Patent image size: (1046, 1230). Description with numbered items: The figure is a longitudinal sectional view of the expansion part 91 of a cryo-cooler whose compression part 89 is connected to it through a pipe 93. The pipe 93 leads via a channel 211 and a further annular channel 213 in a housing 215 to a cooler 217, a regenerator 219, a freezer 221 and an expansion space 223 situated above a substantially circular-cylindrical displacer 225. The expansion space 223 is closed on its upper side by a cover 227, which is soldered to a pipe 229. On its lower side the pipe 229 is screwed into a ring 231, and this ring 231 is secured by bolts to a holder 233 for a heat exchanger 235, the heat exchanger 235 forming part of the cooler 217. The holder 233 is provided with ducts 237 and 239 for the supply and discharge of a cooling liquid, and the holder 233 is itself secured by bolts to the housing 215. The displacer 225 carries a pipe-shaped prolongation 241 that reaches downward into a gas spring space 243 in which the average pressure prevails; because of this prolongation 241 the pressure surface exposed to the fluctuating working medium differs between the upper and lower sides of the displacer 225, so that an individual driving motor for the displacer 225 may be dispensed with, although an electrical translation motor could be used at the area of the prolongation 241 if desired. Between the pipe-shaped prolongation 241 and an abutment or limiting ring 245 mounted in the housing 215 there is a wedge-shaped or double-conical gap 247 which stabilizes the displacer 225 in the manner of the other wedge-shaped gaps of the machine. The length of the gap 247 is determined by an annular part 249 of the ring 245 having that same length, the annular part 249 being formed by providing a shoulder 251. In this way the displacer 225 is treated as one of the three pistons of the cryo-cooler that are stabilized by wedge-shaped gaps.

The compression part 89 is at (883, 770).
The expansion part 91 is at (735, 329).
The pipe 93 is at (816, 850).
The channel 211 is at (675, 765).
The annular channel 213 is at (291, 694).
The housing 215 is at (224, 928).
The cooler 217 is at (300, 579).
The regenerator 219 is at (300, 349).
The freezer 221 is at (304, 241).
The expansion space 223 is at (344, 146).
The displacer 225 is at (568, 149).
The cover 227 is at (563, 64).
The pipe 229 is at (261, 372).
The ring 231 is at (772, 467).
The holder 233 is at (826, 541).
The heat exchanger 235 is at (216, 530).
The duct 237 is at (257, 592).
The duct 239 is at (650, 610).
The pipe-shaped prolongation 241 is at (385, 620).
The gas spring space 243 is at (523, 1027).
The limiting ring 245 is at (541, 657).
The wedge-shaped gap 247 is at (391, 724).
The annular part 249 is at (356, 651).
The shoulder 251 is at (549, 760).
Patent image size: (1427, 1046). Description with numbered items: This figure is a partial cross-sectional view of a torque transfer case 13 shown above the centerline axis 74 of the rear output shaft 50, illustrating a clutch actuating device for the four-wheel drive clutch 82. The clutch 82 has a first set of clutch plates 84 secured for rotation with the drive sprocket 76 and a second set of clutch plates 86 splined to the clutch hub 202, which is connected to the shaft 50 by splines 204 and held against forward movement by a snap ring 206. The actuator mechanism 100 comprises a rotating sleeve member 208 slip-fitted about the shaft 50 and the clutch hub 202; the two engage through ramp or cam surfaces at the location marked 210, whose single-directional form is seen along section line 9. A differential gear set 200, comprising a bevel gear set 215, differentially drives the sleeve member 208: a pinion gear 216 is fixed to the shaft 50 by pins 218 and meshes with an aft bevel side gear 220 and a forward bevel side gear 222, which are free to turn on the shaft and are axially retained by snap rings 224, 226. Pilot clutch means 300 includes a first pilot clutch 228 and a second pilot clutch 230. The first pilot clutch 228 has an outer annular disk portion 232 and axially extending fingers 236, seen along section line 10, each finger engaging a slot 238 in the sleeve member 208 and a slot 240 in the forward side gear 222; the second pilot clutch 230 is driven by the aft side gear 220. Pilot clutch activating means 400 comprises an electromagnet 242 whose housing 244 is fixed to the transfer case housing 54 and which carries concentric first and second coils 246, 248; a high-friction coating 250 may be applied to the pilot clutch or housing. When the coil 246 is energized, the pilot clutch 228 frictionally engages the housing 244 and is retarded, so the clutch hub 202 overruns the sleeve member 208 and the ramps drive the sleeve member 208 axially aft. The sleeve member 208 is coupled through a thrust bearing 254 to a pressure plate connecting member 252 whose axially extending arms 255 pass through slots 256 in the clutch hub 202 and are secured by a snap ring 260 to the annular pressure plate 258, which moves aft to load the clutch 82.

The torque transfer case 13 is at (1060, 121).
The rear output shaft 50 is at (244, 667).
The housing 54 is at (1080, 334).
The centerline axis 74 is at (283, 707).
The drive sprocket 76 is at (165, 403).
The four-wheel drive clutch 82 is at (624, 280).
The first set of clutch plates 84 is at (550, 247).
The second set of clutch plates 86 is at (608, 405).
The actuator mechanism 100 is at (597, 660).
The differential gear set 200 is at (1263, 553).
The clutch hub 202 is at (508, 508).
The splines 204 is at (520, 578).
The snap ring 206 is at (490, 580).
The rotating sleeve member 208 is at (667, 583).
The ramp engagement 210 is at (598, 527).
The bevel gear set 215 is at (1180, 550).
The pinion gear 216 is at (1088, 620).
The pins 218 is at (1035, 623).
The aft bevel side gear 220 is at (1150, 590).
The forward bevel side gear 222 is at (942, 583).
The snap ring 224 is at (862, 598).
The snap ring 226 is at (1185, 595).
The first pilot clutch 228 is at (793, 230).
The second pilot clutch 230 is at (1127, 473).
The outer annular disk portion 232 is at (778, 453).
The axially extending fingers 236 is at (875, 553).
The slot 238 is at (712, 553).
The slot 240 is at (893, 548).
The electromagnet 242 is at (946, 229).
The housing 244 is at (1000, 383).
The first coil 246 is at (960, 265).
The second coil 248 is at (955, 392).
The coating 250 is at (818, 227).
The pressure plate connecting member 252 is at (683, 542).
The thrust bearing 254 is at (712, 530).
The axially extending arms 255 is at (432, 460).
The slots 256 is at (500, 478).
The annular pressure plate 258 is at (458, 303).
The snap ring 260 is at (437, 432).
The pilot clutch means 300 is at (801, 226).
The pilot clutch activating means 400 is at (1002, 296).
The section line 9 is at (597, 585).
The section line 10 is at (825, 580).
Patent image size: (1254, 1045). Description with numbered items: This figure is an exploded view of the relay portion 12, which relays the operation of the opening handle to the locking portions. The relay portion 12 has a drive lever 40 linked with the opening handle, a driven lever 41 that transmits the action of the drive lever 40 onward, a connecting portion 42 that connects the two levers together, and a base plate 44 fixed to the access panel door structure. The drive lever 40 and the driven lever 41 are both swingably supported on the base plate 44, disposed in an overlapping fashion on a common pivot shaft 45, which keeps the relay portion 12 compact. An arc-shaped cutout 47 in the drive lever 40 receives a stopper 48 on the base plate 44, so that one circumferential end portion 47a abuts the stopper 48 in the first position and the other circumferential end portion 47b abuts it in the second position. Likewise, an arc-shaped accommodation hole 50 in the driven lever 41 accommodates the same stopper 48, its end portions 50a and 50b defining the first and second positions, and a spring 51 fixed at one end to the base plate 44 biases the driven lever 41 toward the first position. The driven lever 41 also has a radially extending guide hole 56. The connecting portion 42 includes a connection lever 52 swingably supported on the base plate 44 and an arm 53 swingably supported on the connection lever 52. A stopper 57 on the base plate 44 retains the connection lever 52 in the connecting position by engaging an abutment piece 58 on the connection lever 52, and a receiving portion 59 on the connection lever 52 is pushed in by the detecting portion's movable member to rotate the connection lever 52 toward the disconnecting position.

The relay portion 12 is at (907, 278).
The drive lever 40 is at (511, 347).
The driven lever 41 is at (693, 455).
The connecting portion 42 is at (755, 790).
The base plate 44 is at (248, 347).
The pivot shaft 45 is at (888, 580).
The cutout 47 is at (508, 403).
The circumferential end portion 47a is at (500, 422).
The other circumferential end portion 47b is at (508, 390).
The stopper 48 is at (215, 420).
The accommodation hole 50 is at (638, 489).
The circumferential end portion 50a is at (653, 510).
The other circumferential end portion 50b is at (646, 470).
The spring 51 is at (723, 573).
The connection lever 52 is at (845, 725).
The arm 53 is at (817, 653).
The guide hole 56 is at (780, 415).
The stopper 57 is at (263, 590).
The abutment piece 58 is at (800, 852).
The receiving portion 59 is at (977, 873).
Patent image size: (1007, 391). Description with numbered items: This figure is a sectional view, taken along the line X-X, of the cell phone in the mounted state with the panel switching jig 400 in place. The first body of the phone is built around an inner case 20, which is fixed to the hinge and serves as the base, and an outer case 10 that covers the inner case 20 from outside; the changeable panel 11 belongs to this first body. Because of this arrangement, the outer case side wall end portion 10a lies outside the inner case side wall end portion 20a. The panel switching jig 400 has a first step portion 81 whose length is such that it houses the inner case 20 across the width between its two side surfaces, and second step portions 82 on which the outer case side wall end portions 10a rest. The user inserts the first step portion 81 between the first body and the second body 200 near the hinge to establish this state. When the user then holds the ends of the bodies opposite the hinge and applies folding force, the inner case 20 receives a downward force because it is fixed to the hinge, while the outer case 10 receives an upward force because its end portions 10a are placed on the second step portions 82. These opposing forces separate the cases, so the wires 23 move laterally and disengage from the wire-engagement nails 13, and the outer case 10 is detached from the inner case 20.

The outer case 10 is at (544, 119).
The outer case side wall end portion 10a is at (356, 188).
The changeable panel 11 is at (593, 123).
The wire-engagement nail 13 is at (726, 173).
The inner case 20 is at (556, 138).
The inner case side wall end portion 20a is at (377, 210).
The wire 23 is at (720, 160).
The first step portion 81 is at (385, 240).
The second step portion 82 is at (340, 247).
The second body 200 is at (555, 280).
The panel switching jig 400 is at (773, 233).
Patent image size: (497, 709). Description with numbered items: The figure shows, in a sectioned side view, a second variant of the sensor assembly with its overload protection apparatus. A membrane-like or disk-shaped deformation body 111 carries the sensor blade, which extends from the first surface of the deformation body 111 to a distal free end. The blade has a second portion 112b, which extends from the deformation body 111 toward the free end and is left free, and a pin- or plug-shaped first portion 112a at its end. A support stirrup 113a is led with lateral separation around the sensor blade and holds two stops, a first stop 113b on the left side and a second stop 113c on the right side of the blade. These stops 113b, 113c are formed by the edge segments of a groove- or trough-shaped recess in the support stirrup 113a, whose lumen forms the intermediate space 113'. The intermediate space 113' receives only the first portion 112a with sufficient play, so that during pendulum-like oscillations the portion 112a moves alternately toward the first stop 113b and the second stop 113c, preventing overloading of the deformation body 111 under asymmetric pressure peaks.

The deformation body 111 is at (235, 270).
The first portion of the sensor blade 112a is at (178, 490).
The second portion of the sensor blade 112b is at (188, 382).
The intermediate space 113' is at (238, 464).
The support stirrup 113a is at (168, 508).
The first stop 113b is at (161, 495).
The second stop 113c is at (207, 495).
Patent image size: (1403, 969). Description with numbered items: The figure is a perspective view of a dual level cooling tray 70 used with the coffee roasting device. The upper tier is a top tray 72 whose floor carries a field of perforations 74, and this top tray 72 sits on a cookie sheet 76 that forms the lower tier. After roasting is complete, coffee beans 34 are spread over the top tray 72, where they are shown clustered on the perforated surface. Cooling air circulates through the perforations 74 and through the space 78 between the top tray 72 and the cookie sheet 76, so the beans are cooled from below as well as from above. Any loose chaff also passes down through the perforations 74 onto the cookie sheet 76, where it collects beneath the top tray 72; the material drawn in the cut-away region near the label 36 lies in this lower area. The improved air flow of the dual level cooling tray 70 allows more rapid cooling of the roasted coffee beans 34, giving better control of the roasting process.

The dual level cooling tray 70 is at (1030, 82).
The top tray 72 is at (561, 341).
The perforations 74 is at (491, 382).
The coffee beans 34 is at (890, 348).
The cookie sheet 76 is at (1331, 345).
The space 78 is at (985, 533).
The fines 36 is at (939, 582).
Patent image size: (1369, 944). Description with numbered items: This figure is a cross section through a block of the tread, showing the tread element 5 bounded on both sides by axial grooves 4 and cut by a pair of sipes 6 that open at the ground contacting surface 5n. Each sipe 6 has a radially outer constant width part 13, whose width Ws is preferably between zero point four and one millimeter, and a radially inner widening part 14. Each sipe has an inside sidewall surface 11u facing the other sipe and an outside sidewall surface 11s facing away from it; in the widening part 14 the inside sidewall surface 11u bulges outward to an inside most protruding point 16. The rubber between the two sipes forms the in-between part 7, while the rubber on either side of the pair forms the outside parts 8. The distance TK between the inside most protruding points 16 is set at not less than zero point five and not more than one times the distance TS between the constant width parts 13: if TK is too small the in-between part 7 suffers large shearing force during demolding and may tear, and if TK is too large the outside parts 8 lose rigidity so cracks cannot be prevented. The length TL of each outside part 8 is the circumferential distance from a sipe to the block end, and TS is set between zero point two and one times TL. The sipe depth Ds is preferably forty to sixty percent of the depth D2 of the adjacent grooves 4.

□ □ □ □

Copy out the stretch of the data from the line containing "Patent image size: (1007, 391)." through the line containing "The changeable panel 11 is at (593, 123).", word for word.

(Solution below):
Patent image size: (1007, 391). Description with numbered items: This figure is a sectional view, taken along the line X-X, of the cell phone in the mounted state with the panel switching jig 400 in place. The first body of the phone is built around an inner case 20, which is fixed to the hinge and serves as the base, and an outer case 10 that covers the inner case 20 from outside; the changeable panel 11 belongs to this first body. Because of this arrangement, the outer case side wall end portion 10a lies outside the inner case side wall end portion 20a. The panel switching jig 400 has a first step portion 81 whose length is such that it houses the inner case 20 across the width between its two side surfaces, and second step portions 82 on which the outer case side wall end portions 10a rest. The user inserts the first step portion 81 between the first body and the second body 200 near the hinge to establish this state. When the user then holds the ends of the bodies opposite the hinge and applies folding force, the inner case 20 receives a downward force because it is fixed to the hinge, while the outer case 10 receives an upward force because its end portions 10a are placed on the second step portions 82. These opposing forces separate the cases, so the wires 23 move laterally and disengage from the wire-engagement nails 13, and the outer case 10 is detached from the inner case 20.

The outer case 10 is at (544, 119).
The outer case side wall end portion 10a is at (356, 188).
The changeable panel 11 is at (593, 123).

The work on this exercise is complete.